Dataset entries:
· · ·

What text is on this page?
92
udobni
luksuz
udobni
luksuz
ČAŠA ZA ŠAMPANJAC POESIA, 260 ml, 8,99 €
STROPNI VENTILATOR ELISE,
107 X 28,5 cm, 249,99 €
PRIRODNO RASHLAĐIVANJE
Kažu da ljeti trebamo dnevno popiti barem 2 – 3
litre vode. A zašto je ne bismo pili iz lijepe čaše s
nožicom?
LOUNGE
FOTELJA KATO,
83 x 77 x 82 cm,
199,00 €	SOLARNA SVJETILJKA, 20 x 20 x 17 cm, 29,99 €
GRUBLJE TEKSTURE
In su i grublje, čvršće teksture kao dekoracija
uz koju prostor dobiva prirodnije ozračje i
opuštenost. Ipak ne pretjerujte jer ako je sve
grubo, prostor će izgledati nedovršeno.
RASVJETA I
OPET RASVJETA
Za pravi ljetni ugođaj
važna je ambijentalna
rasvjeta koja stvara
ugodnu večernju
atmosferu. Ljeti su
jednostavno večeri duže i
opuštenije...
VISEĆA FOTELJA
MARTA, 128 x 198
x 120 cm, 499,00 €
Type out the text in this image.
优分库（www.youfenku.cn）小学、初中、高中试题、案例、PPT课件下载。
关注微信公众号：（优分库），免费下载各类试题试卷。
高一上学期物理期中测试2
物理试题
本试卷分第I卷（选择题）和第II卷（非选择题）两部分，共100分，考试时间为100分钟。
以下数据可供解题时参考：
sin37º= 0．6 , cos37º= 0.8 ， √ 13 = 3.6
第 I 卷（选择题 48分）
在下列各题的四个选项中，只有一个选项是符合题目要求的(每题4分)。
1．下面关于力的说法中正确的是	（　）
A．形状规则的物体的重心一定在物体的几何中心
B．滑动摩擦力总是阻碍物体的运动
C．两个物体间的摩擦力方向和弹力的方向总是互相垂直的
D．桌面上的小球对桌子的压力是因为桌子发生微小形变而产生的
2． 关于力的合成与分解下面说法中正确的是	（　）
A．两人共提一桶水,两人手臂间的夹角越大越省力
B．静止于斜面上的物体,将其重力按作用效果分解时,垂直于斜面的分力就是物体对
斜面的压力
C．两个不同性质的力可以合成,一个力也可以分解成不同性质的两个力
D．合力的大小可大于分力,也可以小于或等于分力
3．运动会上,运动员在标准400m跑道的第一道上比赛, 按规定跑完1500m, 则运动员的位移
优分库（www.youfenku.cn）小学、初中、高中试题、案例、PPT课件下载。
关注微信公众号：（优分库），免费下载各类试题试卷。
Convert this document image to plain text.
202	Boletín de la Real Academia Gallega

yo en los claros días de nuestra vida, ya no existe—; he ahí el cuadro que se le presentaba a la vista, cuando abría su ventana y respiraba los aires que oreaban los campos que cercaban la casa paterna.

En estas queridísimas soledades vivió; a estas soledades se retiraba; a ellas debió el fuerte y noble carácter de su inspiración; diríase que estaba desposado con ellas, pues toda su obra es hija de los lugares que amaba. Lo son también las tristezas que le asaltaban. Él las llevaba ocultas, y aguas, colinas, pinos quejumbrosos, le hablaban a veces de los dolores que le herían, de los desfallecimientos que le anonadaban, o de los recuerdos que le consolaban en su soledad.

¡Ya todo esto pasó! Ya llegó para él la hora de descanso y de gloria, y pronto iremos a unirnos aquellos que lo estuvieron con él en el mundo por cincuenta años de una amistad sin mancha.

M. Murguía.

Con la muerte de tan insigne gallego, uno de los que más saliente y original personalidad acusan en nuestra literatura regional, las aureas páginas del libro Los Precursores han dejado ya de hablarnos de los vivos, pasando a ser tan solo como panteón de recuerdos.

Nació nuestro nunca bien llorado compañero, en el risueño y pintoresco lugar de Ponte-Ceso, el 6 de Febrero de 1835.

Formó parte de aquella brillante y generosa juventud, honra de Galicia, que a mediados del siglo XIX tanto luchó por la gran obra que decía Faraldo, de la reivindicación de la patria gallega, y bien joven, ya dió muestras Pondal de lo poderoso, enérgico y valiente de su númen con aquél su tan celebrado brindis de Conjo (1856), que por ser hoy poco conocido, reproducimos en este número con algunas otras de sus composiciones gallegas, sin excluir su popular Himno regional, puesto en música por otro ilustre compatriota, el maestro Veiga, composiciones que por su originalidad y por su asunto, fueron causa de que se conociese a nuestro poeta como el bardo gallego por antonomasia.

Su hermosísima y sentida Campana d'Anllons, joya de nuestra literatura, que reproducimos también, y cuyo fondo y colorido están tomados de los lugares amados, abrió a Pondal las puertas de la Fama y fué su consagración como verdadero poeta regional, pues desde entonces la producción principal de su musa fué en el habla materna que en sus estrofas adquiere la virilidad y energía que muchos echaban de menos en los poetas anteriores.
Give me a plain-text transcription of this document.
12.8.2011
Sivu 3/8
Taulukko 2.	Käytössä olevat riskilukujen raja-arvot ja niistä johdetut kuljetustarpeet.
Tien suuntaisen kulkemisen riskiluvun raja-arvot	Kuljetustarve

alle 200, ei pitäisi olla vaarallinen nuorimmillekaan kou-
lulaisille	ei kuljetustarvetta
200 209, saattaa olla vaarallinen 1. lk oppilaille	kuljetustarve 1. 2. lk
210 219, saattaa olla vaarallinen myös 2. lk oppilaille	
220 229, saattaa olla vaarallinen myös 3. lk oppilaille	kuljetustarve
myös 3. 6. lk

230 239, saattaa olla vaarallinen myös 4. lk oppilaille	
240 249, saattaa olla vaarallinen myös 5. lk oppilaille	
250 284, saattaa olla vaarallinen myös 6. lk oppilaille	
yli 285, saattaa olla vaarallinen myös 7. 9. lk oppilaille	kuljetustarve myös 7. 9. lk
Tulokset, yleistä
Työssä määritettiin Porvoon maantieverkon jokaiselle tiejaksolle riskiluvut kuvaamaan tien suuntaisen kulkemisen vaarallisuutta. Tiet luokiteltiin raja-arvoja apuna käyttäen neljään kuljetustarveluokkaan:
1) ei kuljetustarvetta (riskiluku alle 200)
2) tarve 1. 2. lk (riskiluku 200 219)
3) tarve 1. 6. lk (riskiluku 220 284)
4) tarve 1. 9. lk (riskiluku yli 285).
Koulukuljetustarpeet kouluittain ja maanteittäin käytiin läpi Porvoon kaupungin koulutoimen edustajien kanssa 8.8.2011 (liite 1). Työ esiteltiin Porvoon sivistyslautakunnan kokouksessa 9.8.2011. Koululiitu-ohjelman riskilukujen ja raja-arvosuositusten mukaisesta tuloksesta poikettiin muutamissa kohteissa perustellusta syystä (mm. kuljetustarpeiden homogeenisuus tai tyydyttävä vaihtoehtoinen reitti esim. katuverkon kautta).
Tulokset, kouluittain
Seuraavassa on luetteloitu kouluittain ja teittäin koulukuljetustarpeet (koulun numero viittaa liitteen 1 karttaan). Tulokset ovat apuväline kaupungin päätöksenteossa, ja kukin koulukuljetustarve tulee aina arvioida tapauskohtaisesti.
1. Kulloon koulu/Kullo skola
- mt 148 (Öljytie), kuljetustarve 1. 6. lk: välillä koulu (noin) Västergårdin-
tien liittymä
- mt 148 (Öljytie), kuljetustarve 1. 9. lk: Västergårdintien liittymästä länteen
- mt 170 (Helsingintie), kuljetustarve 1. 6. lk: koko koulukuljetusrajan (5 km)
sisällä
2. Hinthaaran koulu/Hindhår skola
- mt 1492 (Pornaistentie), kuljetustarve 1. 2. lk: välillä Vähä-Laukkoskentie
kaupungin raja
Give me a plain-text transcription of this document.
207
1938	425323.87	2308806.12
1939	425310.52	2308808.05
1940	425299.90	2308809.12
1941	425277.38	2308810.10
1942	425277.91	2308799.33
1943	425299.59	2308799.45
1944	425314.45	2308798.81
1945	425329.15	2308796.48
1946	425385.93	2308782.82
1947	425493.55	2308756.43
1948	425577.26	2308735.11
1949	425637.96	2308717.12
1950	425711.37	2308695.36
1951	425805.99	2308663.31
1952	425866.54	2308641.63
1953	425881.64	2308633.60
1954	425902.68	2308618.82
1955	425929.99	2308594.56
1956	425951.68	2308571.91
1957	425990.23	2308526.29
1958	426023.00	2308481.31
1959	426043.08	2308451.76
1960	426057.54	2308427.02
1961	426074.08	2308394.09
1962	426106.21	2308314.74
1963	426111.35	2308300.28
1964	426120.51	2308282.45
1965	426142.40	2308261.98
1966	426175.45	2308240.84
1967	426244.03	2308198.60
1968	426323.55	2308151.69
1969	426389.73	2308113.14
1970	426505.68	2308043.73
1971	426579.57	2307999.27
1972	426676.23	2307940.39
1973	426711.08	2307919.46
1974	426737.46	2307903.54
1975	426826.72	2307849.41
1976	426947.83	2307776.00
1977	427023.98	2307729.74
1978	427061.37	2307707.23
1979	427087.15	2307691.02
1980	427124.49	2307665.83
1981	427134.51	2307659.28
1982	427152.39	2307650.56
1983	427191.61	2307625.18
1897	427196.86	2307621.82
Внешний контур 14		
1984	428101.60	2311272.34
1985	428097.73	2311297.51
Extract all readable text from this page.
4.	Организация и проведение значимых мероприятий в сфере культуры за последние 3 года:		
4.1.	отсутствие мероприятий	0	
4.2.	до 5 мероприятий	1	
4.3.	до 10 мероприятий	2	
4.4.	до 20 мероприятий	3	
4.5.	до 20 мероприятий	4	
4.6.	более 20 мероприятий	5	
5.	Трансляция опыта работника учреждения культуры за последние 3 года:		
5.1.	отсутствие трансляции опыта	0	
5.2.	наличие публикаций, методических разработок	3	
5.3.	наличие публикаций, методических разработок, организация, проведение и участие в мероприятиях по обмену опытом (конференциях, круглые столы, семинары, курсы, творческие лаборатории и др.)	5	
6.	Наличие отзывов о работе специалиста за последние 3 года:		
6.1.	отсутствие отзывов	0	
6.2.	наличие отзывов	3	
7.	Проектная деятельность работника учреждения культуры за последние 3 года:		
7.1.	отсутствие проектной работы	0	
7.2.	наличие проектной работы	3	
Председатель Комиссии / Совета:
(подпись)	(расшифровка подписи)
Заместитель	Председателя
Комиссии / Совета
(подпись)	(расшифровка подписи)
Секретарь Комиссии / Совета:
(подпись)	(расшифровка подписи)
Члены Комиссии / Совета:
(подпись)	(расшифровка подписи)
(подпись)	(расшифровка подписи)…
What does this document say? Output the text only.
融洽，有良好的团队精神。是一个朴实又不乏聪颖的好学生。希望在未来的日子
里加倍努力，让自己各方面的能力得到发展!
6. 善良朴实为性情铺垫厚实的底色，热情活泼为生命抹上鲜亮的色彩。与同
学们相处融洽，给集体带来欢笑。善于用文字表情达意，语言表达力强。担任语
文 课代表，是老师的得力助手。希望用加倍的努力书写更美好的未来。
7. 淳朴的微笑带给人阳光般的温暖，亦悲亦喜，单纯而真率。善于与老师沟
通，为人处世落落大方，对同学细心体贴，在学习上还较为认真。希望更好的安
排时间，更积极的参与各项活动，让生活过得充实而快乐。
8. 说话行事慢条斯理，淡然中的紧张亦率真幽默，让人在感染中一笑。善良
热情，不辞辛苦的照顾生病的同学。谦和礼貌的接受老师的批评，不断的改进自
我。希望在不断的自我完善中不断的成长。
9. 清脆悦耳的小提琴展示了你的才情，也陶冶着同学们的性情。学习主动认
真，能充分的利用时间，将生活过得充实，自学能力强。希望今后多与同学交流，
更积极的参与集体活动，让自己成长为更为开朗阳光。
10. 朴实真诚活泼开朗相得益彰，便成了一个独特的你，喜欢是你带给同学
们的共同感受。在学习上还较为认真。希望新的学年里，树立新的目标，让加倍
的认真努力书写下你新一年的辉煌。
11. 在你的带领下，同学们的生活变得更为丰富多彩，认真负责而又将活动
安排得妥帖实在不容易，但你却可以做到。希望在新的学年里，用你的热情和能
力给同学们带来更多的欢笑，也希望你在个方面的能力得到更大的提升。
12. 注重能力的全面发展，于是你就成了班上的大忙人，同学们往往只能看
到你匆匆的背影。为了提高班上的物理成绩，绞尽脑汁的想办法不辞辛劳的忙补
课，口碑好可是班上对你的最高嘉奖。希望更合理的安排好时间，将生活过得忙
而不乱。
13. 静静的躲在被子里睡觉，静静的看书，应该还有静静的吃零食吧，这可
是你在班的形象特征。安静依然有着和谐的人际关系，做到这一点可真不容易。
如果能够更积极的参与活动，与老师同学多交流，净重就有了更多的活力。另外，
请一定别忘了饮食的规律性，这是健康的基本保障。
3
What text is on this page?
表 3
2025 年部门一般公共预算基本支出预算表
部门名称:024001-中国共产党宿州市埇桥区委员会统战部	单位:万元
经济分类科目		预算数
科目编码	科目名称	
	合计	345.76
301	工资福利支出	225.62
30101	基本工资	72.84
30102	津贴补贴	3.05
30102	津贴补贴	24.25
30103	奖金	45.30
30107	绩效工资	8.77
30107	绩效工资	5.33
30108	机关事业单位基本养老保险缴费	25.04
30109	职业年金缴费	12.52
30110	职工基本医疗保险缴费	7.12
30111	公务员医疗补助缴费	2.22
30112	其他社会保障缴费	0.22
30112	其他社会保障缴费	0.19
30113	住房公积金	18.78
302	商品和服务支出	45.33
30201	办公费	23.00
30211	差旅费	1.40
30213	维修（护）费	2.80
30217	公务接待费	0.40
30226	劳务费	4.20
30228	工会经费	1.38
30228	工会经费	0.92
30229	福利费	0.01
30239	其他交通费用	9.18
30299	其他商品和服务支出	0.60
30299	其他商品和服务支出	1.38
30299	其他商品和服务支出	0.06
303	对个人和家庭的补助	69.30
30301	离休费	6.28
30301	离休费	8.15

· · ·

In the entries above, how many lines hold the word "arvot"? State the number and nothing else.

## Output for this task
2